» What you will do
Locate each line containing the string "this" and copy it out.

» Records about charts and figures
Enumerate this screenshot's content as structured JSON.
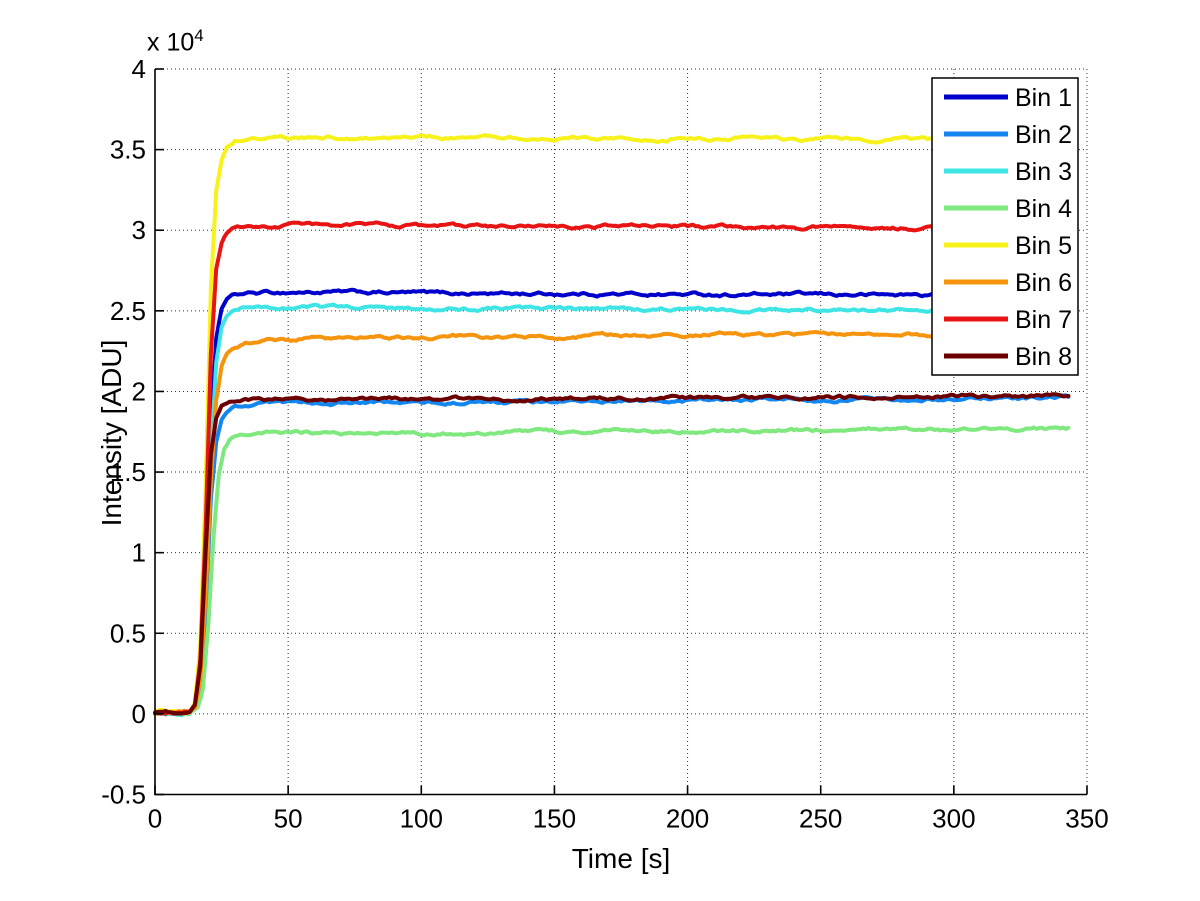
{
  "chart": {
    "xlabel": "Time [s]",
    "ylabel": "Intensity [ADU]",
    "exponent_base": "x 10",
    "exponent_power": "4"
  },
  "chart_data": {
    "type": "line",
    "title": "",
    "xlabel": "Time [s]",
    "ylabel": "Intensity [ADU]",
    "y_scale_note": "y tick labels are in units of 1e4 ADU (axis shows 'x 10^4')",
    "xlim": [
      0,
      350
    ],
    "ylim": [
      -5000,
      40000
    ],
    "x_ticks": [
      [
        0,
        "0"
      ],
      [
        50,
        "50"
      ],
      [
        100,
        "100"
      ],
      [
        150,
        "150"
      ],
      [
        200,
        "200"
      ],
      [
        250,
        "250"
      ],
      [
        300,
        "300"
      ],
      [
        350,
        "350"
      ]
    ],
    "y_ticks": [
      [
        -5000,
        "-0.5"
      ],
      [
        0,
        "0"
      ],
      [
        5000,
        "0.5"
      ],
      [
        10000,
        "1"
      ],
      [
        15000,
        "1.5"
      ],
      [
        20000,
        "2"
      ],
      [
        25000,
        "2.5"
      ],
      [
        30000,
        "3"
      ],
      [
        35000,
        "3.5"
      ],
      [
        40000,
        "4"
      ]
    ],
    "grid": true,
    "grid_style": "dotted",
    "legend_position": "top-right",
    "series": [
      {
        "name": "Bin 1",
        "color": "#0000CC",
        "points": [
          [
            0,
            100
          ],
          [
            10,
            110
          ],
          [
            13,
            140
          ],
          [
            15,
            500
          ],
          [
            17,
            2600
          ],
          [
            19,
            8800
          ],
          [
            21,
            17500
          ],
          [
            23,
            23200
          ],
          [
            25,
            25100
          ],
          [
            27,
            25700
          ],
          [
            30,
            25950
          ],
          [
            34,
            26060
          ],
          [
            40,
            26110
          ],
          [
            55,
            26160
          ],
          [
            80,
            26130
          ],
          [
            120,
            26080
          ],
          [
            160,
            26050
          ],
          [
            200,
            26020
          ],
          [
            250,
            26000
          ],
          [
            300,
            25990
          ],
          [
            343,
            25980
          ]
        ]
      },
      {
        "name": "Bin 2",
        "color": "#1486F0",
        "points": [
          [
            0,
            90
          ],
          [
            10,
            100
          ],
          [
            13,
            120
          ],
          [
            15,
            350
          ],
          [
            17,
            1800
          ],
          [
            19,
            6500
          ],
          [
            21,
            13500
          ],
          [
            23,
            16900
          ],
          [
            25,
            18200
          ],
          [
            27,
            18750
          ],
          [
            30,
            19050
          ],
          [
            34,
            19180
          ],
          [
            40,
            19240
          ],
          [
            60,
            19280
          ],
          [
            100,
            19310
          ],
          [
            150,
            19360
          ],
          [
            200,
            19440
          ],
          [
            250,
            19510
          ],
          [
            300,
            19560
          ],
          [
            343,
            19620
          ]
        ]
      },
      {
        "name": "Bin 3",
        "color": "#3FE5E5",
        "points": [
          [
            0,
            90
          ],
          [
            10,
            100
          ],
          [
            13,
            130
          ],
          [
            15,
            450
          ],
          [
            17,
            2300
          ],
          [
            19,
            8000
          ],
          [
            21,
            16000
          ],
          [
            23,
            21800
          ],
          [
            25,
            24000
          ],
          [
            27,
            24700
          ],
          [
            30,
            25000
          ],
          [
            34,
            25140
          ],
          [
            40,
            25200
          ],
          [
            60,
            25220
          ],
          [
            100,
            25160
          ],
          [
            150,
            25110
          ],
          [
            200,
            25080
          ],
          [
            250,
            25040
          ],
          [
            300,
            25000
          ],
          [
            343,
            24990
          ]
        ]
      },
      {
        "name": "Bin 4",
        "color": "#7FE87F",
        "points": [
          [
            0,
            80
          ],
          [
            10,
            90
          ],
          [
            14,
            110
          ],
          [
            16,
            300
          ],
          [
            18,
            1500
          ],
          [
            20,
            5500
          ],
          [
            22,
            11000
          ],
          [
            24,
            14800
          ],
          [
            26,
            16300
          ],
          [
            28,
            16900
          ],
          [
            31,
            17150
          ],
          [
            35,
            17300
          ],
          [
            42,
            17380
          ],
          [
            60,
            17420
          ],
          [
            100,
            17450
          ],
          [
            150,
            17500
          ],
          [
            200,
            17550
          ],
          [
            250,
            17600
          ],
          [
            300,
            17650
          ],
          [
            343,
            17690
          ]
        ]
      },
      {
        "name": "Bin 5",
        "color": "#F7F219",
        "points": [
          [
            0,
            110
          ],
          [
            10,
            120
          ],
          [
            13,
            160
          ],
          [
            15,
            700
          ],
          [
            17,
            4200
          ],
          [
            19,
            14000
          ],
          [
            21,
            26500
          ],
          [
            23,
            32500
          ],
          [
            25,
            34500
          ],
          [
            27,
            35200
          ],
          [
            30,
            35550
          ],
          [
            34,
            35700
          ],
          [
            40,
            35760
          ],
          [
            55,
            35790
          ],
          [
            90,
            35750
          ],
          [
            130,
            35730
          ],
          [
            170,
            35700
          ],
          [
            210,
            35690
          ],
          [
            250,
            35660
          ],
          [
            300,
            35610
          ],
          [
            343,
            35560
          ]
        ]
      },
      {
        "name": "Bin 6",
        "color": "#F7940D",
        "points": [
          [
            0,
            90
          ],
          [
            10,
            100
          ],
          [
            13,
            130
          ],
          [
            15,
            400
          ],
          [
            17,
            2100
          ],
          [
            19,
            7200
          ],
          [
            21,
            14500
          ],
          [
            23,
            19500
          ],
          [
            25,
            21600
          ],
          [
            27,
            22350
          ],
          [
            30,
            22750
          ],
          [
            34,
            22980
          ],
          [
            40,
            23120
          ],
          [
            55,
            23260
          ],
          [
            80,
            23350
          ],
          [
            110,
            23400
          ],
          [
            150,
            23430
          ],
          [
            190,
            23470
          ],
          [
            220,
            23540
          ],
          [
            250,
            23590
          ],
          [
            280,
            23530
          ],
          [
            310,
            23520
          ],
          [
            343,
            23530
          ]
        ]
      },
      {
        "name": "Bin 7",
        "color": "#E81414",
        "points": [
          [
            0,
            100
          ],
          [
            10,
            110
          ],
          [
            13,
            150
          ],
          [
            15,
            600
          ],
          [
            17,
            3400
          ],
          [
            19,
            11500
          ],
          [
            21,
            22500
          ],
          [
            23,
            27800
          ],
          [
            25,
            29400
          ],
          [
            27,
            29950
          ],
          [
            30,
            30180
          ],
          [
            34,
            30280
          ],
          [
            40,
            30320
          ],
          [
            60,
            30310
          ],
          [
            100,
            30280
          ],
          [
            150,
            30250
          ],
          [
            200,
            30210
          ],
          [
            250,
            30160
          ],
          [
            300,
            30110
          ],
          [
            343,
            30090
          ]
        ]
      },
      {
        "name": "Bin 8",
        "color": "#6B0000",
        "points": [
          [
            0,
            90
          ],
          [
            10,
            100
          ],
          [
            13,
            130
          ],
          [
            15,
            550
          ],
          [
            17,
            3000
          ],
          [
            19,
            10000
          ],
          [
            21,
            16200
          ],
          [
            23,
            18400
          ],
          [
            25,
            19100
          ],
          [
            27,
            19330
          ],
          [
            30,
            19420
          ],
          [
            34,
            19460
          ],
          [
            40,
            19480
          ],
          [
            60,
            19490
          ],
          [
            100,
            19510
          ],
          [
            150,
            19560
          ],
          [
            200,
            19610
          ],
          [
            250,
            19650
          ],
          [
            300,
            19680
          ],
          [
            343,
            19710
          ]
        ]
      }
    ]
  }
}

--

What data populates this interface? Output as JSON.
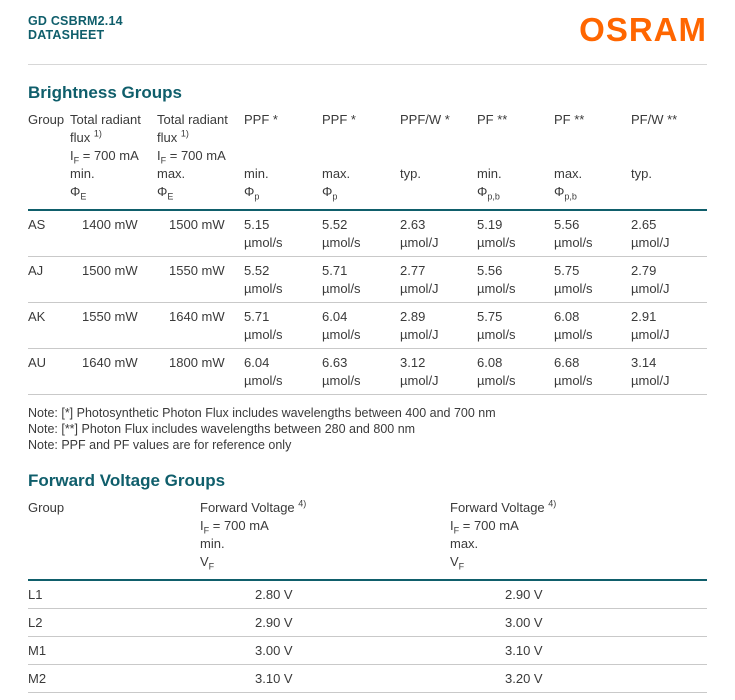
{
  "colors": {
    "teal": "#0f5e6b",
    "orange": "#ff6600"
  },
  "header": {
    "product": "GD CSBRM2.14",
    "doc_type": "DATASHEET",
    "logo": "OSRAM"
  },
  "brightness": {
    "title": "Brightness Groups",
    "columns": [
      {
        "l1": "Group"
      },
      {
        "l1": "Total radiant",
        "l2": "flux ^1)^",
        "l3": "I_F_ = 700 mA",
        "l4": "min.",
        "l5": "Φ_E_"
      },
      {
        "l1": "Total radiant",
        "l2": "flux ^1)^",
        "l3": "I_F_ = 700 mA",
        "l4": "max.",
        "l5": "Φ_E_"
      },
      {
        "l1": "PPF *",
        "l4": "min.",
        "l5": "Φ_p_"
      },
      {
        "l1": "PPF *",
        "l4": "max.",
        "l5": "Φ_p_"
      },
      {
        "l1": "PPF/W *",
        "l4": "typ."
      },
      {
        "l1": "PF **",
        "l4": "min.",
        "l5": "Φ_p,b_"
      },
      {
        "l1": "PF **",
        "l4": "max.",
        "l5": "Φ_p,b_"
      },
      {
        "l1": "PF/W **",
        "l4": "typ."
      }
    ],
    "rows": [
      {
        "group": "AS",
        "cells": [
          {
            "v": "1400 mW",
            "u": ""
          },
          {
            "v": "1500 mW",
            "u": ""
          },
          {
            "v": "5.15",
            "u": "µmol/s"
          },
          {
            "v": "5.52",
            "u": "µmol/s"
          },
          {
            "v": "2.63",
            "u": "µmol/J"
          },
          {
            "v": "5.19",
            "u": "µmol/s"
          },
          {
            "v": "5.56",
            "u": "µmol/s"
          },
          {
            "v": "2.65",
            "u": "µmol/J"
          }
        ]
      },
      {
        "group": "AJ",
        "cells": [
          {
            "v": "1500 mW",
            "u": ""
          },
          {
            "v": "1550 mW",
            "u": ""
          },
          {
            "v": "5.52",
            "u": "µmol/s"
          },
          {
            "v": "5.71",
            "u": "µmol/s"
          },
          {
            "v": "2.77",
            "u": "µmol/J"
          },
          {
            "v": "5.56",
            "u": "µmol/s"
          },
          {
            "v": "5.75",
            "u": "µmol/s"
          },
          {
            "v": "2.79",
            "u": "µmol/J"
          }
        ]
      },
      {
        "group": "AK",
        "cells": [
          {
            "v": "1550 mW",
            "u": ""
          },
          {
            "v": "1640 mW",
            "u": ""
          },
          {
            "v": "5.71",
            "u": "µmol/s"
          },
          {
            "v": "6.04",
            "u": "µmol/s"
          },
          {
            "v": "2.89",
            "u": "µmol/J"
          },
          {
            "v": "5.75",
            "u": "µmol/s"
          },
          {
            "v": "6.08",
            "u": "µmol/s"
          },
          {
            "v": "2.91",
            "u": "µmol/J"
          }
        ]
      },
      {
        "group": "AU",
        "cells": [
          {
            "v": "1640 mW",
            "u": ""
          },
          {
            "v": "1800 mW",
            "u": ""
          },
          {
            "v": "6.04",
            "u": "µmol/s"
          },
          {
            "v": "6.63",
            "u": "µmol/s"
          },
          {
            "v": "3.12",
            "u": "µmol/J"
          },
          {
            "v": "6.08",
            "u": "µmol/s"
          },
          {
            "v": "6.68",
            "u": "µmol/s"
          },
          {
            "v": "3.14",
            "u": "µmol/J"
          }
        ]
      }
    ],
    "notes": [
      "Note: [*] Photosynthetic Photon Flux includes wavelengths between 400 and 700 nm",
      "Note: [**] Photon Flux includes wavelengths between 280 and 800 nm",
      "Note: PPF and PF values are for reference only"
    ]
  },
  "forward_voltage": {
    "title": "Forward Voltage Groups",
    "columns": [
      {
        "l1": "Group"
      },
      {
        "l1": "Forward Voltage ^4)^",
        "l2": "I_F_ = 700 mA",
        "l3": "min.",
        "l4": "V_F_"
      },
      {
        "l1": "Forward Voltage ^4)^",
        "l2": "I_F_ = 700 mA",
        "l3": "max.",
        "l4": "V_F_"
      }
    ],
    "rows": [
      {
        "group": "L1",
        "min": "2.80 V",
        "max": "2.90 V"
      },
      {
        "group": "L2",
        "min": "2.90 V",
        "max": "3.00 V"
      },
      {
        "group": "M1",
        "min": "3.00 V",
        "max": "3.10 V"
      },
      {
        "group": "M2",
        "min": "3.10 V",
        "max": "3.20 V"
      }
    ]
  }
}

* * *

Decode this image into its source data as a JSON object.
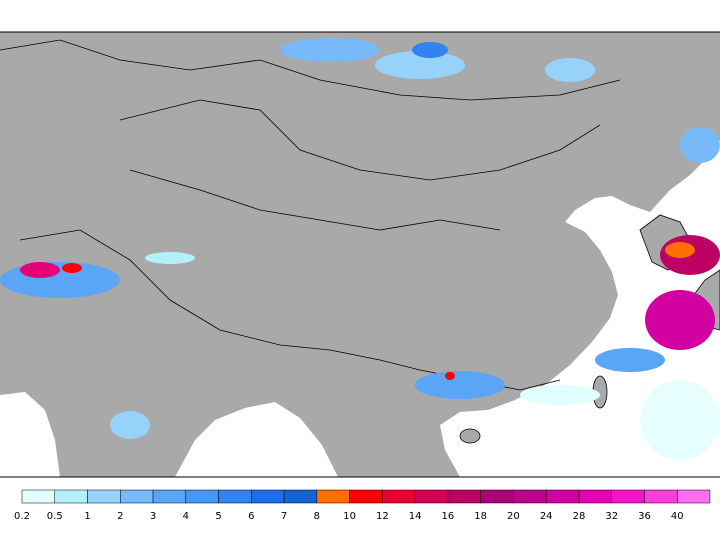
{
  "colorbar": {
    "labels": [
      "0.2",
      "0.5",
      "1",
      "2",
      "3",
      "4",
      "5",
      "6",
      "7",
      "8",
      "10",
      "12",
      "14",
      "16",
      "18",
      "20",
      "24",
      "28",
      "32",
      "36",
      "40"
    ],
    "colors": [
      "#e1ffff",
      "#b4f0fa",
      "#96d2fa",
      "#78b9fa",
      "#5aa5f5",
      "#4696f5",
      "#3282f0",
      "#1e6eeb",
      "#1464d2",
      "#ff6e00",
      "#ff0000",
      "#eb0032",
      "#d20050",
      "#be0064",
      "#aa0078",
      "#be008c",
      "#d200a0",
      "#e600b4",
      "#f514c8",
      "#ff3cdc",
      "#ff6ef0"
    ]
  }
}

» Solved exercise
Enumerate this screenshot's content as structured JSON.
What data populates this interface? Output as JSON.
Decode this image into its source data as a JSON object.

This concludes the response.